[Stored data entries]
____
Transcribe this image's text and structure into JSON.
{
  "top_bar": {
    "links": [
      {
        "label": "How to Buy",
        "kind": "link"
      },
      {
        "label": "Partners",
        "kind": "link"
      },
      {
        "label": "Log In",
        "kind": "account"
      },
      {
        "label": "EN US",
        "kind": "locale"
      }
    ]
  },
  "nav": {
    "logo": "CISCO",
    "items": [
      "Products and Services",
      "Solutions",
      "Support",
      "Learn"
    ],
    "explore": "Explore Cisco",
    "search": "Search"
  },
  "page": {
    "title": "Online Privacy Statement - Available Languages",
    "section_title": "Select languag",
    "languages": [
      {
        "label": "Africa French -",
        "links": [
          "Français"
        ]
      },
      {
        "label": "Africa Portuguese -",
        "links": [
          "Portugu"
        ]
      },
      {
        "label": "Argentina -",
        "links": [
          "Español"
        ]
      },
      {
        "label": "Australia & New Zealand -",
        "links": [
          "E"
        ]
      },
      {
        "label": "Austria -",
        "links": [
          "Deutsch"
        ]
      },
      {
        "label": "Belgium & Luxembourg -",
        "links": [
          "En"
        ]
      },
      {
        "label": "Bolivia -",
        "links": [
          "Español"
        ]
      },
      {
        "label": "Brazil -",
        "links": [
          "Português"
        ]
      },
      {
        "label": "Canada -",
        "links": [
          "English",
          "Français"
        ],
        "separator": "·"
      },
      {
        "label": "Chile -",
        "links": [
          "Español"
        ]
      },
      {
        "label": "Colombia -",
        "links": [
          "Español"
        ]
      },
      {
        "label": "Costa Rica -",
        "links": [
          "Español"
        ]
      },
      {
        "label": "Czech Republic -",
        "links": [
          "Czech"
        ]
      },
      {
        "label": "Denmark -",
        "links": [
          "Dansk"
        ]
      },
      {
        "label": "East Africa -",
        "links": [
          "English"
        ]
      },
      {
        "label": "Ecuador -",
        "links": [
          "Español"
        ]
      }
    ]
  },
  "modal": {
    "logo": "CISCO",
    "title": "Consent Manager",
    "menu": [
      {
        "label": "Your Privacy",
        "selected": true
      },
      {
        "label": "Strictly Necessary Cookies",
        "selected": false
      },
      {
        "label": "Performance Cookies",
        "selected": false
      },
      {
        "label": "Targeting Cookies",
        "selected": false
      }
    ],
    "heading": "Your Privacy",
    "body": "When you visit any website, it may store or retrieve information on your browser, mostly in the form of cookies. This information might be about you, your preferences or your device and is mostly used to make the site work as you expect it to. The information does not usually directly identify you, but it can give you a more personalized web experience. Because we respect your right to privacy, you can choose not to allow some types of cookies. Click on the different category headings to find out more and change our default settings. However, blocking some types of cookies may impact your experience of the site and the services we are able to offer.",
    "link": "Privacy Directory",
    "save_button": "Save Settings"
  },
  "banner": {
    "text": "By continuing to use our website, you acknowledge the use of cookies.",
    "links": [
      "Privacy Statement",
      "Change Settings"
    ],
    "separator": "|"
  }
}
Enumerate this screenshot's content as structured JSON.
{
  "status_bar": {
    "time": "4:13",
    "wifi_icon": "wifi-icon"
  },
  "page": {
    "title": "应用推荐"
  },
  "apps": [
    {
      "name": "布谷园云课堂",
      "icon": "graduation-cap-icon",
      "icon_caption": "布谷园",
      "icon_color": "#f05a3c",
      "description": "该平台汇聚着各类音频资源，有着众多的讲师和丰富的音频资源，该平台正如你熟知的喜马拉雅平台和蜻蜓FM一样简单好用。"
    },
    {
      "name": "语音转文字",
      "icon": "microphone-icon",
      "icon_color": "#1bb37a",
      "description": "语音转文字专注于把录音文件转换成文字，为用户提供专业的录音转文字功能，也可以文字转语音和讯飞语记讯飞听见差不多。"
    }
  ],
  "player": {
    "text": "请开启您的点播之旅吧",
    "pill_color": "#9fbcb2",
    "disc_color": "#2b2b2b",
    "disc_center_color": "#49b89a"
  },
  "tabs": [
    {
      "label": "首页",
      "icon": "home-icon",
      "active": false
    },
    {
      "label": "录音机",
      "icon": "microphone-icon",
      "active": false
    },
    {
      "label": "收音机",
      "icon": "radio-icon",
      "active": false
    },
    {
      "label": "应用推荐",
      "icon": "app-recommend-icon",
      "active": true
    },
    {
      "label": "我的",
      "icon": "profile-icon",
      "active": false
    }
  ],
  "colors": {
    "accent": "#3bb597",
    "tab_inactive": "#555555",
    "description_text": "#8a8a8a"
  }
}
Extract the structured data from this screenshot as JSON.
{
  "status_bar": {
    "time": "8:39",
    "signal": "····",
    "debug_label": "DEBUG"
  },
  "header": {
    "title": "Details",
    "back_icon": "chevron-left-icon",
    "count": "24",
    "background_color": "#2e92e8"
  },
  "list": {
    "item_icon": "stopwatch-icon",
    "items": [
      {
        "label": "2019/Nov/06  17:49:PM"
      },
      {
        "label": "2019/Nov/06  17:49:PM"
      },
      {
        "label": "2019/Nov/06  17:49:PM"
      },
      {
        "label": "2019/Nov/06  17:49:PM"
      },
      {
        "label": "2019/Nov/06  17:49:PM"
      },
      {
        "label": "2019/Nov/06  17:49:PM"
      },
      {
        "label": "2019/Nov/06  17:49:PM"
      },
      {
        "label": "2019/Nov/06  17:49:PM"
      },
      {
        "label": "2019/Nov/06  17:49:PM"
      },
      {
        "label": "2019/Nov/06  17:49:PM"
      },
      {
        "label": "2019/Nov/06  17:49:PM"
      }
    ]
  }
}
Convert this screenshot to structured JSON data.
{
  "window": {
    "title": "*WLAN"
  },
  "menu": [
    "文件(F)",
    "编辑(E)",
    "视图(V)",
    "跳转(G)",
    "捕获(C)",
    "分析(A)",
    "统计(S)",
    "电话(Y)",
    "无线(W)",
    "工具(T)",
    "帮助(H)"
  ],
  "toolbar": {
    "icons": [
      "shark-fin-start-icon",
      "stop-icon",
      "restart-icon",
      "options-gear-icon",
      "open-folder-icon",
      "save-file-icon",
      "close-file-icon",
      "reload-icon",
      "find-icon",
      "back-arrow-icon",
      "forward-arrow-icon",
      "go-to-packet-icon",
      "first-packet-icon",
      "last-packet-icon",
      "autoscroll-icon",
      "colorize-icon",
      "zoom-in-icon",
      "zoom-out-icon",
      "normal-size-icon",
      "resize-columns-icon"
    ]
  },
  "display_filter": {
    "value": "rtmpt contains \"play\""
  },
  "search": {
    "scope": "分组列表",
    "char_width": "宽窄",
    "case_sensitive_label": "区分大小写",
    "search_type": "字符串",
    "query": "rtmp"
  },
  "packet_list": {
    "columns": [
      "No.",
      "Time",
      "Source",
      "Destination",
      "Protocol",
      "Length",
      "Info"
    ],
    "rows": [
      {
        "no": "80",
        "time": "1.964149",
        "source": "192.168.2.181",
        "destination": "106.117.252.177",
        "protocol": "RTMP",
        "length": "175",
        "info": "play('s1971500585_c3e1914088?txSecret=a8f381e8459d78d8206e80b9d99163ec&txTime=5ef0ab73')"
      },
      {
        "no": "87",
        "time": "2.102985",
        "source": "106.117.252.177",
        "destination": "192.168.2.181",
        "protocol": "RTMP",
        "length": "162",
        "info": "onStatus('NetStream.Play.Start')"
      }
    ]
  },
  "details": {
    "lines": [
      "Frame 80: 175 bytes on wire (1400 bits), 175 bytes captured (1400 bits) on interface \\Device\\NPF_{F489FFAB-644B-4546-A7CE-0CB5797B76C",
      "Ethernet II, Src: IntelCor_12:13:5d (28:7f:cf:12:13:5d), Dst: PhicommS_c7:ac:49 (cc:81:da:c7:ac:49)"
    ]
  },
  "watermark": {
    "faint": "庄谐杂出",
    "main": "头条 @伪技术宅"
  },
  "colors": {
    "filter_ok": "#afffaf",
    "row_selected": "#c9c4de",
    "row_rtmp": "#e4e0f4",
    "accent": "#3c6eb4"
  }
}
____
TASK STATEMENT
Go through the entries and return each line where the word "screenshot" appears.

COMPLETED EXERCISE
Enumerate this screenshot's content as structured JSON.
Extract the structured data from this screenshot as JSON.
Convert this screenshot to structured JSON data.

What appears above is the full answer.